**EXTRACT:**
-=-=-=-=-

But I have--thanks to my mother, God rest her soul -- the firmest possible belief and faith in God. And I don't believe -- I believe, I should say, as Lincoln once said, that I would be the most stupid man in the world if I thought I could confront the duties of the office I hold if I could not turn to someone who was stronger and greater than all others. And I do resort to prayer.
At the same time, however, I have not believed that prayer should be introduced into an election or be a part of a political campaign, or religion a part of that campaign. As a matter of fact, I think religion became a part of this campaign when Mr. Mondale's running mate said I wasn't a good Christian. So, it does play a part in my life. I have no hesitancy in saying so. And, as I say, I don't believe that I could carry on unless I had a belief in a higher authority and a belief that prayers are answered.
Given those beliefs, Mr. President, why don't you attend services regularly, either by going to church or by inviting a minister to the White House, as President Nixon used to do, or someone to Camp David, as President Carter used to do?
REAGAN: The answer to your question is very simple about why I don't go to church. I have gone to church regularly all my life. And I started to here in Washington. And, now, in the position I hold and in the world in which we live, where embassies do get blown up in Beirut -- we are supposed to talk about that on the debate the 21st, I understand -- but I pose a threat to several hundred people if I go to church. I know the threats that are made against me. We all know the possibility of terrorism. We have seen the barricades that have had to be built around the White House. And, therefore, I don't feel -- and my minister knows this and supports me in this position -- I don't feel that I have a right to go to church knowing that my being there could cause something of the kind that we have seen in other places -- in Beirut, for example. I miss going to church, but I think the Lord understands. Applause
WALTERS: May I ask you please . . . may I ask the audience, please to refrain from applause. May we have your second question?

-=-=-=-=-

**PROVIDED INFORMATION:**
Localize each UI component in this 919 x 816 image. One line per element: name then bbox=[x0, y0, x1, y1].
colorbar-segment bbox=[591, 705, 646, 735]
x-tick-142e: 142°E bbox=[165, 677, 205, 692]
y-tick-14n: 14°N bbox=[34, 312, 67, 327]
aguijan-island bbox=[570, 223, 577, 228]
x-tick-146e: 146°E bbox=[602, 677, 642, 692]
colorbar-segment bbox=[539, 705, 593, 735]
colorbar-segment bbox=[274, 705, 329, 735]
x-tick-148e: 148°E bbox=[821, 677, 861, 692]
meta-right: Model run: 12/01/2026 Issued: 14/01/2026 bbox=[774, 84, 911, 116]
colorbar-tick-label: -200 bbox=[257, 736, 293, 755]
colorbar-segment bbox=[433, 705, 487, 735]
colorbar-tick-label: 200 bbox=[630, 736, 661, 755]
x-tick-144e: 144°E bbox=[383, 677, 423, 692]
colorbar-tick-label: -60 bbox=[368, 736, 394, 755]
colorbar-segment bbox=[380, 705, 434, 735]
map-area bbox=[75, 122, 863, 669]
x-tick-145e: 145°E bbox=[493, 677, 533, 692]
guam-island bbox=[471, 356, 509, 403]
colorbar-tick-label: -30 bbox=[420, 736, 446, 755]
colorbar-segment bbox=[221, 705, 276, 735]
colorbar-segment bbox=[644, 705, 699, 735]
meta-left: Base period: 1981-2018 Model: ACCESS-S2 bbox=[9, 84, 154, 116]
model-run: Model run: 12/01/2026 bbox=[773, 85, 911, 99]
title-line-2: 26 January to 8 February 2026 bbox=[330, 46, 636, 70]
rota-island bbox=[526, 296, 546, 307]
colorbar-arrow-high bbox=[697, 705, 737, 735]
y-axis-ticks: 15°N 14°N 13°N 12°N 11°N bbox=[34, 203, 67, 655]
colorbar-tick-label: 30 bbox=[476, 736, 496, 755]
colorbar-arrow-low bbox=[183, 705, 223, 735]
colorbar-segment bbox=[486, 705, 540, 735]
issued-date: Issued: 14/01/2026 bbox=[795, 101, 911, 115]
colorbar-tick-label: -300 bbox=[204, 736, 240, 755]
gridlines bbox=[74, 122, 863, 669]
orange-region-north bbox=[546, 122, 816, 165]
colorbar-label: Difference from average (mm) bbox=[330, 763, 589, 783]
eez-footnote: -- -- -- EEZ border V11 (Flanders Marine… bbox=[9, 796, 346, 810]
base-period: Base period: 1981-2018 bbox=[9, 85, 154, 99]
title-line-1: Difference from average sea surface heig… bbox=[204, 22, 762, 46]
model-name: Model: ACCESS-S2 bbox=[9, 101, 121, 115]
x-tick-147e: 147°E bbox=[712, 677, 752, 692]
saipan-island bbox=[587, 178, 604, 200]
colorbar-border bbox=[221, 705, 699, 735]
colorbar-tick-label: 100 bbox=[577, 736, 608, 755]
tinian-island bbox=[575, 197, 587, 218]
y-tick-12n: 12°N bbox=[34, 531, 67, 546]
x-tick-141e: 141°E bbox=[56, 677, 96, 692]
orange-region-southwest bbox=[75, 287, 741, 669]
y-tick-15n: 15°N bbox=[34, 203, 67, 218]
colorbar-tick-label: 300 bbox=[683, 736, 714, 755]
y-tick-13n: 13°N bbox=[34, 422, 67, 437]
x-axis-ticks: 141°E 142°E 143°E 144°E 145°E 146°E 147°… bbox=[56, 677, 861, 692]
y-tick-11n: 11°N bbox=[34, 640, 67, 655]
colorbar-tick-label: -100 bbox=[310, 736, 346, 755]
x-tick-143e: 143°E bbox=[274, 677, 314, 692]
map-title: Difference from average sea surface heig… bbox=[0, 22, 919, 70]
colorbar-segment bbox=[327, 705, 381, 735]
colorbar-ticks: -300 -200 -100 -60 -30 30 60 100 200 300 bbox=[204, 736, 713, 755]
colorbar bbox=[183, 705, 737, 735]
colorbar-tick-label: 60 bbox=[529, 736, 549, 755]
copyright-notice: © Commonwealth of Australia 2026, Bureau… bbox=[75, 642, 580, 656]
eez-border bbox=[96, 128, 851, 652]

-=-=-=-=-

**TASKS TO PERFORM:**
(1) In the transcript on faith and church attendance, what reason does Reagan give for not going to church?
(2) Write what follows in the transcript on faith and church attendance, continuing after its last sentence.

**ANSWERS TO THE EXERCISES:**
(1) He says that his presence would pose a threat to several hundred people because of the threats against him and the possibility of terrorism.

(2)
Mr. Mondale, would you describe your religious beliefs and mention whether you consider yourself a born-again Christian and explain how those beliefs would affect your decisions as president?
MONDALE: First of all, I accept President Reagan's affirmation of faith. I am sure that we all accept and admire his commitment to his faith. And we are strengthened, all of us, by that fact.
I am a son of a Methodist minister. My wife is the daughter of a Presbyterian minister. And I don't know if I've been born again, but I know I was born into a Christian family. And I believe I have sung at more weddings and funerals than anybody to ever seek the presidency. Whether that helps or not, I don't know. I have a deep religious faith; our family does. It is fundamental. It's probably the reason I'm in politics. I think our faith tells us, instructs us about the moral life that we should lead. And I think we are all together on that.
What bothers me is this growing tendency to try to use one's one personal interpretation of faith politically to question others' faith, and to try to use the instrumentalities of government to impose those views on others. All history tells us that that is a mistake. When the Republican platform says that from here on out we are going to have a religious test for judges before they are selected for the federal court, and then Jerry Falwell announces that that means they get at least two justices on the Supreme Court, I think that's an abuse of faith in our country. This nation is the most religious nation on Earth. More people go to church and synagogues than any other nation on Earth. And it's because we kept the politicians and the state out of the personal exercise of our faith. That's why faith in the United States is pure and unpolluted by the intervention of politicians. And I think if we want to continue, as I do, to have a religious nation, let's keep that line and never cross is. Applause
Mr. Mondale. You've complained just now about Jerry Falwell and you've complained other times about other fundamentalists in politics. Correct me if I'm wrong, but I don't ever recall your ever complaining about ministers who are involved in the civil rights movement or in the anti-Vietnam war demonstrations, or about black preachers who have been so involved in American politics. It is only conservative ministers that you object to? Applause
MONDALE: No. What I object to is someone seeking to use his faith to question the faith of another, or to use that faith and seek to use the power of government to impose it on others. A minister who is in civil rights or in the conservative movement because he believes his faith instructs him to do that, I admire. The fact that the faith speaks to us and that we are moral people, hopefully, I accept and rejoice in. It's when you try to use that to undermine the integrity of private political, or private religious faith, and the use of the state is where -- for the most personal decisions in American life -- that's where I draw the line.
WALTERS: Thank you. Now, Mr. President, rebuttal.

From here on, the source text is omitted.